Each entry should be quoted word for word, including every mark of punctuation.

* begin Records supplied *

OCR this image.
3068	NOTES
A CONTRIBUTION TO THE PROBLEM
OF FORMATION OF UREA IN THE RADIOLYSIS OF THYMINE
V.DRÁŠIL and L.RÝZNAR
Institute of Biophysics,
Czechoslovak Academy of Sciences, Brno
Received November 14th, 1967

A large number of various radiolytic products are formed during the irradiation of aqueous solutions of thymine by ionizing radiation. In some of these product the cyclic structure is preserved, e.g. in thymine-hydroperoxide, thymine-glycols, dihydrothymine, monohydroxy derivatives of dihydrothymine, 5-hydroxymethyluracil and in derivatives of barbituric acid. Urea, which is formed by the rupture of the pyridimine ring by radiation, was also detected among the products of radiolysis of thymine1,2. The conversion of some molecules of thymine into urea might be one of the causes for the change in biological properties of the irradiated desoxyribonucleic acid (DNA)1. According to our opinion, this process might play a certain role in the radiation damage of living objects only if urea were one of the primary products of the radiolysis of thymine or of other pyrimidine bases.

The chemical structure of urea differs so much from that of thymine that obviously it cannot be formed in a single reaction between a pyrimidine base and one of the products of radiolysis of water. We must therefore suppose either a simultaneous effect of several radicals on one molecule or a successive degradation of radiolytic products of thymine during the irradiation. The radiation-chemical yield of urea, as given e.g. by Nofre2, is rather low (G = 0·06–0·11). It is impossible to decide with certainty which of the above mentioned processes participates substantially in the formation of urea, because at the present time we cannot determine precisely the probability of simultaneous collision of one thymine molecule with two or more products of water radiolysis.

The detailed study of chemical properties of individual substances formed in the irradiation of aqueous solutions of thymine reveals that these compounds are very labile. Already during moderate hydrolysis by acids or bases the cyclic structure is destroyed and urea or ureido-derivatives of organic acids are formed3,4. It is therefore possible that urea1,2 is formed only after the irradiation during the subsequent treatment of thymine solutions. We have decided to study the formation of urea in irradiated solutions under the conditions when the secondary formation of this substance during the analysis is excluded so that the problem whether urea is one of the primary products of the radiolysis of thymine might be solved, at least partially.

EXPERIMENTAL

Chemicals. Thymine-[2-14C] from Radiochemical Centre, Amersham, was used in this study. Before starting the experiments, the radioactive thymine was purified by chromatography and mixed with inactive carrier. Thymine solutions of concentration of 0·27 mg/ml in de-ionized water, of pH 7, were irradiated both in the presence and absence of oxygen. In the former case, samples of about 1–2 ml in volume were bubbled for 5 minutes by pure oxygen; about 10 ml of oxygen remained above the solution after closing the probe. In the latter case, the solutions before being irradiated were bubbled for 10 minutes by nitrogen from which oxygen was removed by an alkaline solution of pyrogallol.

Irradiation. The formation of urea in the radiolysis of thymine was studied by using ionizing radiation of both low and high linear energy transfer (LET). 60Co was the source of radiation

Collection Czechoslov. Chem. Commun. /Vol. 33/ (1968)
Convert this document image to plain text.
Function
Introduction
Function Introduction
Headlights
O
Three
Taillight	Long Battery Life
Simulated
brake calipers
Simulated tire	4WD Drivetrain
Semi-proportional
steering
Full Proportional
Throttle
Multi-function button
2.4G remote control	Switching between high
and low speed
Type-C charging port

* end Records supplied *

Solution to this problem ::
OCR this image.
3068	NOTES
A CONTRIBUTION TO THE PROBLEM
OF FORMATION OF UREA IN THE RADIOLYSIS OF THYMINE
V.DRÁŠIL and L.RÝZNAR
Institute of Biophysics,
Czechoslovak Academy of Sciences, Brno
Received November 14th, 1967

A large number of various radiolytic products are formed during the irradiation of aqueous solutions of thymine by ionizing radiation. In some of these product the cyclic structure is preserved, e.g. in thymine-hydroperoxide, thymine-glycols, dihydrothymine, monohydroxy derivatives of dihydrothymine, 5-hydroxymethyluracil and in derivatives of barbituric acid. Urea, which is formed by the rupture of the pyridimine ring by radiation, was also detected among the products of radiolysis of thymine1,2. The conversion of some molecules of thymine into urea might be one of the causes for the change in biological properties of the irradiated desoxyribonucleic acid (DNA)1. According to our opinion, this process might play a certain role in the radiation damage of living objects only if urea were one of the primary products of the radiolysis of thymine or of other pyrimidine bases.

The chemical structure of urea differs so much from that of thymine that obviously it cannot be formed in a single reaction between a pyrimidine base and one of the products of radiolysis of water. We must therefore suppose either a simultaneous effect of several radicals on one molecule or a successive degradation of radiolytic products of thymine during the irradiation. The radiation-chemical yield of urea, as given e.g. by Nofre2, is rather low (G = 0·06–0·11). It is impossible to decide with certainty which of the above mentioned processes participates substantially in the formation of urea, because at the present time we cannot determine precisely the probability of simultaneous collision of one thymine molecule with two or more products of water radiolysis.

The detailed study of chemical properties of individual substances formed in the irradiation of aqueous solutions of thymine reveals that these compounds are very labile. Already during moderate hydrolysis by acids or bases the cyclic structure is destroyed and urea or ureido-derivatives of organic acids are formed3,4. It is therefore possible that urea1,2 is formed only after the irradiation during the subsequent treatment of thymine solutions. We have decided to study the formation of urea in irradiated solutions under the conditions when the secondary formation of this substance during the analysis is excluded so that the problem whether urea is one of the primary products of the radiolysis of thymine might be solved, at least partially.

EXPERIMENTAL

Chemicals. Thymine-[2-14C] from Radiochemical Centre, Amersham, was used in this study. Before starting the experiments, the radioactive thymine was purified by chromatography and mixed with inactive carrier. Thymine solutions of concentration of 0·27 mg/ml in de-ionized water, of pH 7, were irradiated both in the presence and absence of oxygen. In the former case, samples of about 1–2 ml in volume were bubbled for 5 minutes by pure oxygen; about 10 ml of oxygen remained above the solution after closing the probe. In the latter case, the solutions before being irradiated were bubbled for 10 minutes by nitrogen from which oxygen was removed by an alkaline solution of pyrogallol.

Irradiation. The formation of urea in the radiolysis of thymine was studied by using ionizing radiation of both low and high linear energy transfer (LET). 60Co was the source of radiation

Collection Czechoslov. Chem. Commun. /Vol. 33/ (1968)
Convert this document image to plain text.
Function
Introduction
Function Introduction
Headlights
O
Three
Taillight	Long Battery Life
Simulated
brake calipers
Simulated tire	4WD Drivetrain
Semi-proportional
steering
Full Proportional
Throttle
Multi-function button
2.4G remote control	Switching between high
and low speed
Type-C charging port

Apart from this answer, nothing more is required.